Your goal> Locate each line below that includes "tamoyillarga" and reproduce it.

[Start]

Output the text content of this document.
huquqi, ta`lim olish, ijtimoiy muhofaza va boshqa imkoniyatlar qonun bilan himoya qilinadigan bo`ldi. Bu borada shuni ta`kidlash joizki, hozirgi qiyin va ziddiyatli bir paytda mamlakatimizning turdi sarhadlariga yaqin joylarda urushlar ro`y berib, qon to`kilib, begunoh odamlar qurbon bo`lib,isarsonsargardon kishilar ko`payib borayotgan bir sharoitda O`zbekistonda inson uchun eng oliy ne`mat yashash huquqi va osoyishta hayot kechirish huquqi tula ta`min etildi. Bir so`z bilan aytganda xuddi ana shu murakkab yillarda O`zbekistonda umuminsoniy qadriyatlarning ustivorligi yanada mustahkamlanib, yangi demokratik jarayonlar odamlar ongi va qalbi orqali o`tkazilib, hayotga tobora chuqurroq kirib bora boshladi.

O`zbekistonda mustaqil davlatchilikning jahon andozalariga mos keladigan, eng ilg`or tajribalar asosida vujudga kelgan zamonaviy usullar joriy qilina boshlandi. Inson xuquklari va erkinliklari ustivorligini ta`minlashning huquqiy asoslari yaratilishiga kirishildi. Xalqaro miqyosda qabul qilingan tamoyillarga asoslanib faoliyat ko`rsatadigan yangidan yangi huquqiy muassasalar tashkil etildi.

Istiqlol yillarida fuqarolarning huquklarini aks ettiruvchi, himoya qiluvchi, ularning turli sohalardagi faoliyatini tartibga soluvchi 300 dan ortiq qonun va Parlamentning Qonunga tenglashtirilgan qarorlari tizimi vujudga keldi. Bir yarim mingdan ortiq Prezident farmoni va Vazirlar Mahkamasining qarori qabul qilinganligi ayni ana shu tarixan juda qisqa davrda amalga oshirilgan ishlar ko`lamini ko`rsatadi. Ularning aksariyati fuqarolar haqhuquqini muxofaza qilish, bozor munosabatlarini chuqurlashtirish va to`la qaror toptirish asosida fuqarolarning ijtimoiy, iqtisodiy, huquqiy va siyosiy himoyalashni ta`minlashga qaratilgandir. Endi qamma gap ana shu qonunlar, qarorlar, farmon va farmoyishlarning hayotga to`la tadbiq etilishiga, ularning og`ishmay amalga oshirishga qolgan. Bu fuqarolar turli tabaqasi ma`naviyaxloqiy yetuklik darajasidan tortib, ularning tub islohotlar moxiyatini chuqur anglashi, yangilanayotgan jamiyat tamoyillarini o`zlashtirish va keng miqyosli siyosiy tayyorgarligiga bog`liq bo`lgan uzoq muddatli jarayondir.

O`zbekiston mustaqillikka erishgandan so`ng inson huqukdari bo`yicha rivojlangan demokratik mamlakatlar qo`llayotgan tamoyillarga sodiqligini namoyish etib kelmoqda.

[End]

Result of this exercise>
O`zbekistonda mustaqil davlatchilikning jahon andozalariga mos keladigan, eng ilg`or tajribalar asosida vujudga kelgan zamonaviy usullar joriy qilina boshlandi. Inson xuquklari va erkinliklari ustivorligini ta`minlashning huquqiy asoslari yaratilishiga kirishildi. Xalqaro miqyosda qabul qilingan tamoyillarga asoslanib faoliyat ko`rsatadigan yangidan yangi huquqiy muassasalar tashkil etildi.
O`zbekiston mustaqillikka erishgandan so`ng inson huqukdari bo`yicha rivojlangan demokratik mamlakatlar qo`llayotgan tamoyillarga sodiqligini namoyish etib kelmoqda.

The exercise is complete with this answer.